### Task to complete
From the entries below, list each line with "source".
*-*-*
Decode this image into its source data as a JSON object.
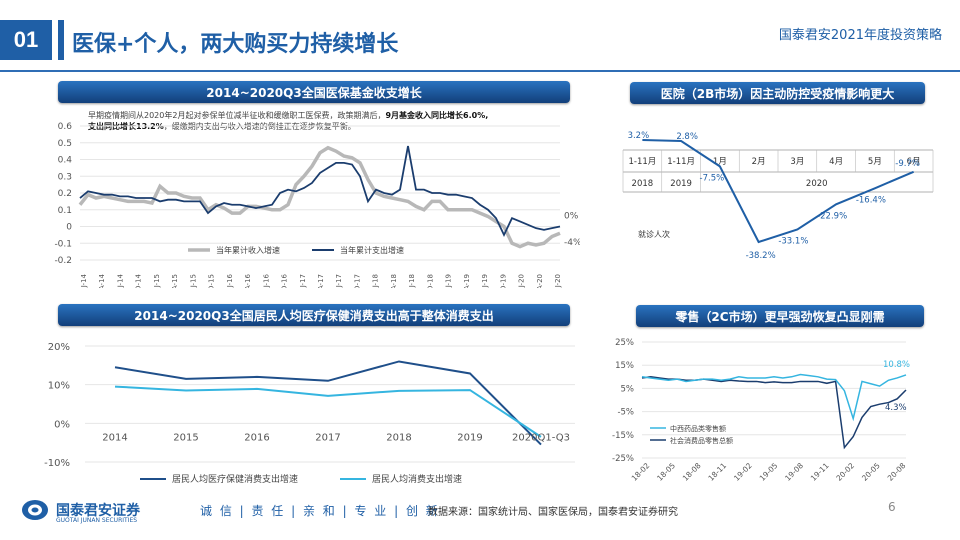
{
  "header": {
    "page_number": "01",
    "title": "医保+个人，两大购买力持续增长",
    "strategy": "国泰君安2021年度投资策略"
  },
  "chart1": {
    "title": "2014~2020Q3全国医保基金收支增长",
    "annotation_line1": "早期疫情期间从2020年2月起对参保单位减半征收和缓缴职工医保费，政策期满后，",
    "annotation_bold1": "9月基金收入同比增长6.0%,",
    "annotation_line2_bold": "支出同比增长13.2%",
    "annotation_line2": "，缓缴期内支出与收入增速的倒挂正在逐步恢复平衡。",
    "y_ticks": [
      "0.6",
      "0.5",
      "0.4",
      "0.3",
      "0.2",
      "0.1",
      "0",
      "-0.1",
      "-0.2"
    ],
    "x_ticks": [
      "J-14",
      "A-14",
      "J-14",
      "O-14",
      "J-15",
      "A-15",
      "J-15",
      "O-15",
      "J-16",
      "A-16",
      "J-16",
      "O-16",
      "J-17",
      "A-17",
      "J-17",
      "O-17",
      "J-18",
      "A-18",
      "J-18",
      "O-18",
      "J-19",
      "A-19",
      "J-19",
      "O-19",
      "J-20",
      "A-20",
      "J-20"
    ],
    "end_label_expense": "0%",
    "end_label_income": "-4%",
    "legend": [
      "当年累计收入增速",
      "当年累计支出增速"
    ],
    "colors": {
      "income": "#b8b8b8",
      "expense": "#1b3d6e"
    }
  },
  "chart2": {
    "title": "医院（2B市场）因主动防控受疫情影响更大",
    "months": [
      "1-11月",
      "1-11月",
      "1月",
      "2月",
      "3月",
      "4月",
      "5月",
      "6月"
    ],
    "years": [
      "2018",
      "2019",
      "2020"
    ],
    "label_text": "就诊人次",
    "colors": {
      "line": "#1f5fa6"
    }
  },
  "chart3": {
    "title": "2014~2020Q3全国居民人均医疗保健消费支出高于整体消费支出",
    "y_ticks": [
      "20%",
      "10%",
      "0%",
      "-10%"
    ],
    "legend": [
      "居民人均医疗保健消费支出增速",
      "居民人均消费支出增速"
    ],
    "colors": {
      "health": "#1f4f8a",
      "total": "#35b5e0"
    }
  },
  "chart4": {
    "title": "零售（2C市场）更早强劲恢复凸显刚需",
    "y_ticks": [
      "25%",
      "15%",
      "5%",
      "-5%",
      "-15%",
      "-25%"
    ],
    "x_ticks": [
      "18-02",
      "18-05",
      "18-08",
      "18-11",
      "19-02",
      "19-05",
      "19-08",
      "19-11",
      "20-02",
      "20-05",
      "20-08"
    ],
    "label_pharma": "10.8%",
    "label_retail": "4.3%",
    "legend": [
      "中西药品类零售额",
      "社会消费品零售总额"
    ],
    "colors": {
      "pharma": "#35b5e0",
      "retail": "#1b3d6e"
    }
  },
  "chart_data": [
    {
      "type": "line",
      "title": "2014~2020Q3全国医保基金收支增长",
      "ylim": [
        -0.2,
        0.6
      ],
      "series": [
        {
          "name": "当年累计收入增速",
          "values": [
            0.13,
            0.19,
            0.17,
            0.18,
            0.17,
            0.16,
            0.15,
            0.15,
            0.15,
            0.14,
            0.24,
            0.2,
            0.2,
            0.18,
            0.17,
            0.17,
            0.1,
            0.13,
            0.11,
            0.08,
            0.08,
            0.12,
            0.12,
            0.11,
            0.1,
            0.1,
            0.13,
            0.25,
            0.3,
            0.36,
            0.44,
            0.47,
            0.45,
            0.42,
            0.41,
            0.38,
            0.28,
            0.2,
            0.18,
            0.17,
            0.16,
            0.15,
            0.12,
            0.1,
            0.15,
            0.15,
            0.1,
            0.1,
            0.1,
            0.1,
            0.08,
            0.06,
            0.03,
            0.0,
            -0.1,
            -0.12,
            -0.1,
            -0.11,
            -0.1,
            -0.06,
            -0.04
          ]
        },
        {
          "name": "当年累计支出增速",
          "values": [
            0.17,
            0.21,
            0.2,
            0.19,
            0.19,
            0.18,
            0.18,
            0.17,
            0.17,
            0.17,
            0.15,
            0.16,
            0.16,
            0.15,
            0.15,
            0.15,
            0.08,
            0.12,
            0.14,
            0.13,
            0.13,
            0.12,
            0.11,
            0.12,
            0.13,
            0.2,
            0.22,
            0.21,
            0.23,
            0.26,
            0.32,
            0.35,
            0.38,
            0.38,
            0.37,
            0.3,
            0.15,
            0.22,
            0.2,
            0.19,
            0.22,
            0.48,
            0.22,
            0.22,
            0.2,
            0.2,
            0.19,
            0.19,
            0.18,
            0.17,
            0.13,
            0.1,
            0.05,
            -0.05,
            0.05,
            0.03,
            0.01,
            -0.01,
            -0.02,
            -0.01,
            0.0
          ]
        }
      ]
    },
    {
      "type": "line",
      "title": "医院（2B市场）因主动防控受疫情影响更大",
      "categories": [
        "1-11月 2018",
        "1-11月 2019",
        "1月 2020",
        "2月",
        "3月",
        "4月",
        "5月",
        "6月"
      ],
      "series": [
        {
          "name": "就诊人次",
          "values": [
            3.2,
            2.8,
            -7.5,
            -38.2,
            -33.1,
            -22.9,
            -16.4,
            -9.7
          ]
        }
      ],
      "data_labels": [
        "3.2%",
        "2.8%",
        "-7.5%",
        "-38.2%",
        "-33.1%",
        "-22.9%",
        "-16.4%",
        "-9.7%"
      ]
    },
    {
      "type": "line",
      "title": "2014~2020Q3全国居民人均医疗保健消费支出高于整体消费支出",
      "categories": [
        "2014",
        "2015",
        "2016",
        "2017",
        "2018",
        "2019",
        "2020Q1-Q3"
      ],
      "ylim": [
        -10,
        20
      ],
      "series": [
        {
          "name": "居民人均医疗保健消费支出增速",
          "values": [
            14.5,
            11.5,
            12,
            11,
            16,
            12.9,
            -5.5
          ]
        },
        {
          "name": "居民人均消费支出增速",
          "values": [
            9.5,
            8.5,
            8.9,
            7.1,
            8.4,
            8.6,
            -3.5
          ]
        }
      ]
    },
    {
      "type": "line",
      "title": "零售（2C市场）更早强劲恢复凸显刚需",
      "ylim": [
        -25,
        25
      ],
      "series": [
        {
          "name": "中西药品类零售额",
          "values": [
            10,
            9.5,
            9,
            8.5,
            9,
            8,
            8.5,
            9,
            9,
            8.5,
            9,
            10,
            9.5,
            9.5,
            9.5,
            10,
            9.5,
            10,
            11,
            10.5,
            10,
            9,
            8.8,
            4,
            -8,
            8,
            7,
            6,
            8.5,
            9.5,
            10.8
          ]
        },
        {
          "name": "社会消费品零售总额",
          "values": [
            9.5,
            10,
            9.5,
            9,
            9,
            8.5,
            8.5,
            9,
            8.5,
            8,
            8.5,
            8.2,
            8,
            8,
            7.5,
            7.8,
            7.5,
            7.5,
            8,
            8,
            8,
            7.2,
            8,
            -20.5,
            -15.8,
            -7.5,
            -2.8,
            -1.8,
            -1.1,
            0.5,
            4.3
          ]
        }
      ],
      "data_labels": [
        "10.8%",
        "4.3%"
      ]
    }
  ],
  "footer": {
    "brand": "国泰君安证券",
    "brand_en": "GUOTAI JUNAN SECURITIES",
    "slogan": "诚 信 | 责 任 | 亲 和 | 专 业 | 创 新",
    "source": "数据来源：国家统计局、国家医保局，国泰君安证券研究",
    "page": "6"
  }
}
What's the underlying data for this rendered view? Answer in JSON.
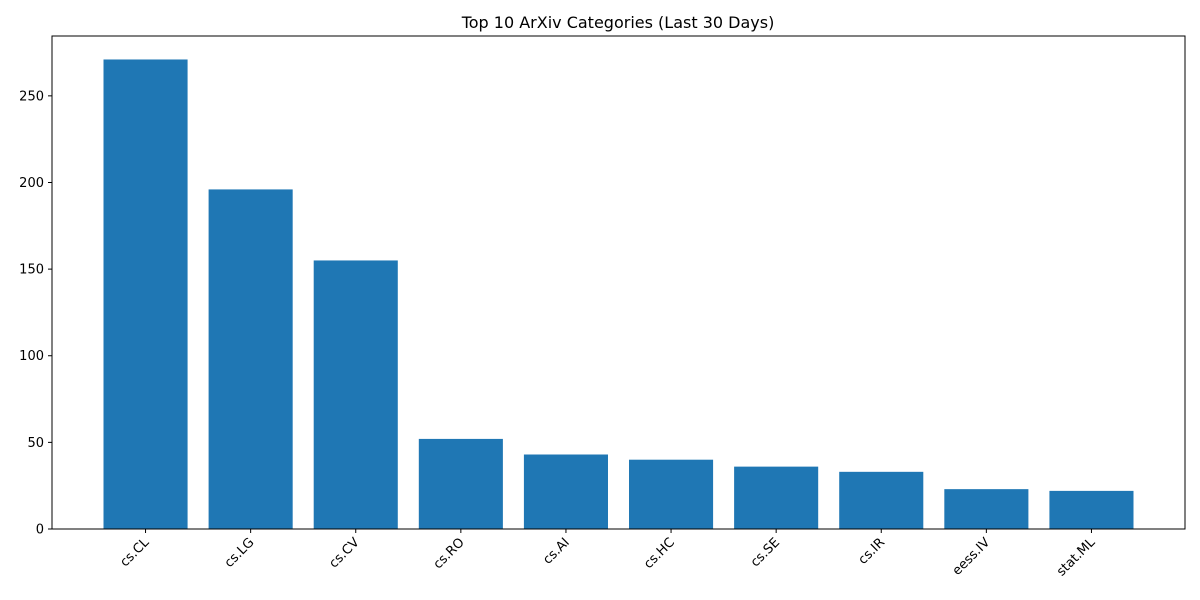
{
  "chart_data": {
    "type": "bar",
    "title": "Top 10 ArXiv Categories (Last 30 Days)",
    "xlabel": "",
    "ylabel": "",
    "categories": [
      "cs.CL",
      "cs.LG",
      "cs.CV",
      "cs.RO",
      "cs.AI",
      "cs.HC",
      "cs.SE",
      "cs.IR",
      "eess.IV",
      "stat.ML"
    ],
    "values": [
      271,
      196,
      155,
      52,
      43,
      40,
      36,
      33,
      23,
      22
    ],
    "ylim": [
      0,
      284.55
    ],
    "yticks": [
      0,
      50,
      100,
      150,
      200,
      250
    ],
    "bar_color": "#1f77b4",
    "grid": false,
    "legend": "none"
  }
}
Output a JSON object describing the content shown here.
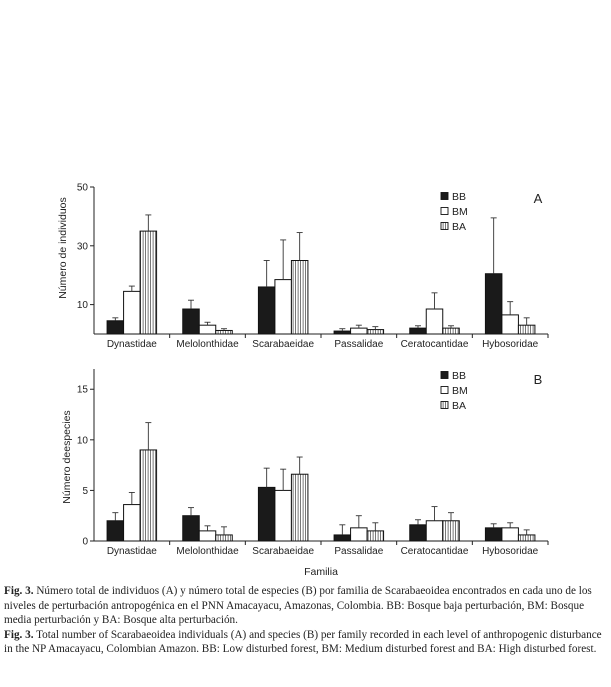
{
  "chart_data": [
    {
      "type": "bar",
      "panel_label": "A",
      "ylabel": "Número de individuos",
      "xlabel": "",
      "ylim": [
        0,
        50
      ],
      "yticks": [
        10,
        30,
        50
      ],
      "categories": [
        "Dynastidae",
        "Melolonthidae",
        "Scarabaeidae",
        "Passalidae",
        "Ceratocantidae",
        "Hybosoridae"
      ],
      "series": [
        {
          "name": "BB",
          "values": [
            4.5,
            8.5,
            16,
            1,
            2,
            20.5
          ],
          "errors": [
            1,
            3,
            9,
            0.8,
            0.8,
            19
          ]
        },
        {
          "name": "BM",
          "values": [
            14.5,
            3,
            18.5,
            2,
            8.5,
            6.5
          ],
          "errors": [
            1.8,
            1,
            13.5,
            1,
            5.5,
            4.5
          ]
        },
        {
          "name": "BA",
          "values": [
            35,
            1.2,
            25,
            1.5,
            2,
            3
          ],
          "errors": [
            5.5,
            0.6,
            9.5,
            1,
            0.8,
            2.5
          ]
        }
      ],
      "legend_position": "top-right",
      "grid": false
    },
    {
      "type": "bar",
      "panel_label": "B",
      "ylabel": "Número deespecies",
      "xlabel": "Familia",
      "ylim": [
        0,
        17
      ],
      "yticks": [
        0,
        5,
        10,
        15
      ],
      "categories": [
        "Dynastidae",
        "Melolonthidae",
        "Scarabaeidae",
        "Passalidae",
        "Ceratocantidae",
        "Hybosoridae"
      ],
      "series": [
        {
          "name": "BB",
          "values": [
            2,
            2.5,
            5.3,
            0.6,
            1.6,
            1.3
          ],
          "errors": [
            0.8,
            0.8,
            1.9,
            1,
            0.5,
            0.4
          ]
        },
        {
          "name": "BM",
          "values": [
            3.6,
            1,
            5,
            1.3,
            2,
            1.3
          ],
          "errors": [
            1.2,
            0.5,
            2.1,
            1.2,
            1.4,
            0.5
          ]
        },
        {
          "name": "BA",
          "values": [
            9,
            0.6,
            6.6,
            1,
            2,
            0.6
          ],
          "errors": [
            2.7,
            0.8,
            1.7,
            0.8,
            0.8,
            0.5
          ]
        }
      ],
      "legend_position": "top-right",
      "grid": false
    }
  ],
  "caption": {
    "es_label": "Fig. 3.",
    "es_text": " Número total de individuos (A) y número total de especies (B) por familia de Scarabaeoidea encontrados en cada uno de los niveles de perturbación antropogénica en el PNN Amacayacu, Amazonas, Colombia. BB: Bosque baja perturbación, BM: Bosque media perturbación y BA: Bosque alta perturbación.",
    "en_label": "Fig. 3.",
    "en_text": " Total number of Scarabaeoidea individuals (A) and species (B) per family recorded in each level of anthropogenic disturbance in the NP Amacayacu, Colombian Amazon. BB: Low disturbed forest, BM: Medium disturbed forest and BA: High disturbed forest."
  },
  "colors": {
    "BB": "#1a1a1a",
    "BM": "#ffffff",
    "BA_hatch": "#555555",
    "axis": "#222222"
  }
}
*-*-*
### Task response
Decode this image into its source data as a JSON object.
    "source": "数据来源：国家统计局、国家医保局，国泰君安证券研究",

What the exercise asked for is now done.